Material to process
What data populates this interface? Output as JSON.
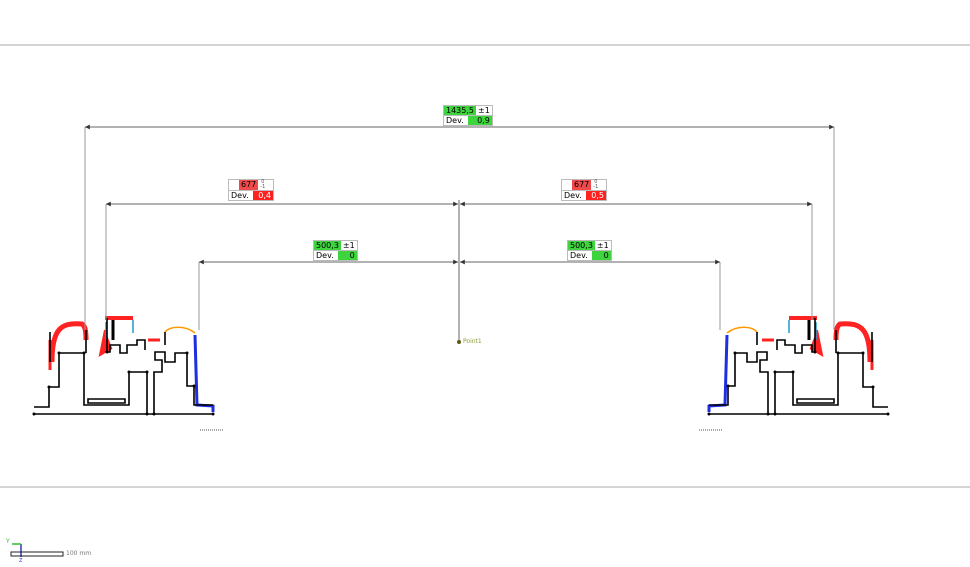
{
  "dimensions": [
    {
      "id": "overall",
      "value": "1435,5",
      "tolerance": "±1",
      "dev_label": "Dev.",
      "deviation": "0,9",
      "status_color": "#3ed43e"
    },
    {
      "id": "left-677",
      "value": "677",
      "tol_upper": "0",
      "tol_lower": "-1",
      "dev_label": "Dev.",
      "deviation": "0,4",
      "status_color": "#f04a4a"
    },
    {
      "id": "right-677",
      "value": "677",
      "tol_upper": "0",
      "tol_lower": "-1",
      "dev_label": "Dev.",
      "deviation": "0,5",
      "status_color": "#f04a4a"
    },
    {
      "id": "left-500",
      "value": "500,3",
      "tolerance": "±1",
      "dev_label": "Dev.",
      "deviation": "0",
      "status_color": "#3ed43e"
    },
    {
      "id": "right-500",
      "value": "500,3",
      "tolerance": "±1",
      "dev_label": "Dev.",
      "deviation": "0",
      "status_color": "#3ed43e"
    }
  ],
  "point_label": "Point1",
  "scale_bar": {
    "label": "100 mm",
    "axis_y": "Y",
    "axis_z": "Z"
  },
  "colors": {
    "deviation_high": "#ff2020",
    "deviation_low": "#1e2ee0",
    "nominal": "#000000"
  }
}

Task details
Print all the records again exactly; do not include any picture.

Complete answer
What data populates this interface? Output as JSON.
{
  "dimensions": [
    {
      "id": "overall",
      "value": "1435,5",
      "tolerance": "±1",
      "dev_label": "Dev.",
      "deviation": "0,9",
      "status_color": "#3ed43e"
    },
    {
      "id": "left-677",
      "value": "677",
      "tol_upper": "0",
      "tol_lower": "-1",
      "dev_label": "Dev.",
      "deviation": "0,4",
      "status_color": "#f04a4a"
    },
    {
      "id": "right-677",
      "value": "677",
      "tol_upper": "0",
      "tol_lower": "-1",
      "dev_label": "Dev.",
      "deviation": "0,5",
      "status_color": "#f04a4a"
    },
    {
      "id": "left-500",
      "value": "500,3",
      "tolerance": "±1",
      "dev_label": "Dev.",
      "deviation": "0",
      "status_color": "#3ed43e"
    },
    {
      "id": "right-500",
      "value": "500,3",
      "tolerance": "±1",
      "dev_label": "Dev.",
      "deviation": "0",
      "status_color": "#3ed43e"
    }
  ],
  "point_label": "Point1",
  "scale_bar": {
    "label": "100 mm",
    "axis_y": "Y",
    "axis_z": "Z"
  },
  "colors": {
    "deviation_high": "#ff2020",
    "deviation_low": "#1e2ee0",
    "nominal": "#000000"
  }
}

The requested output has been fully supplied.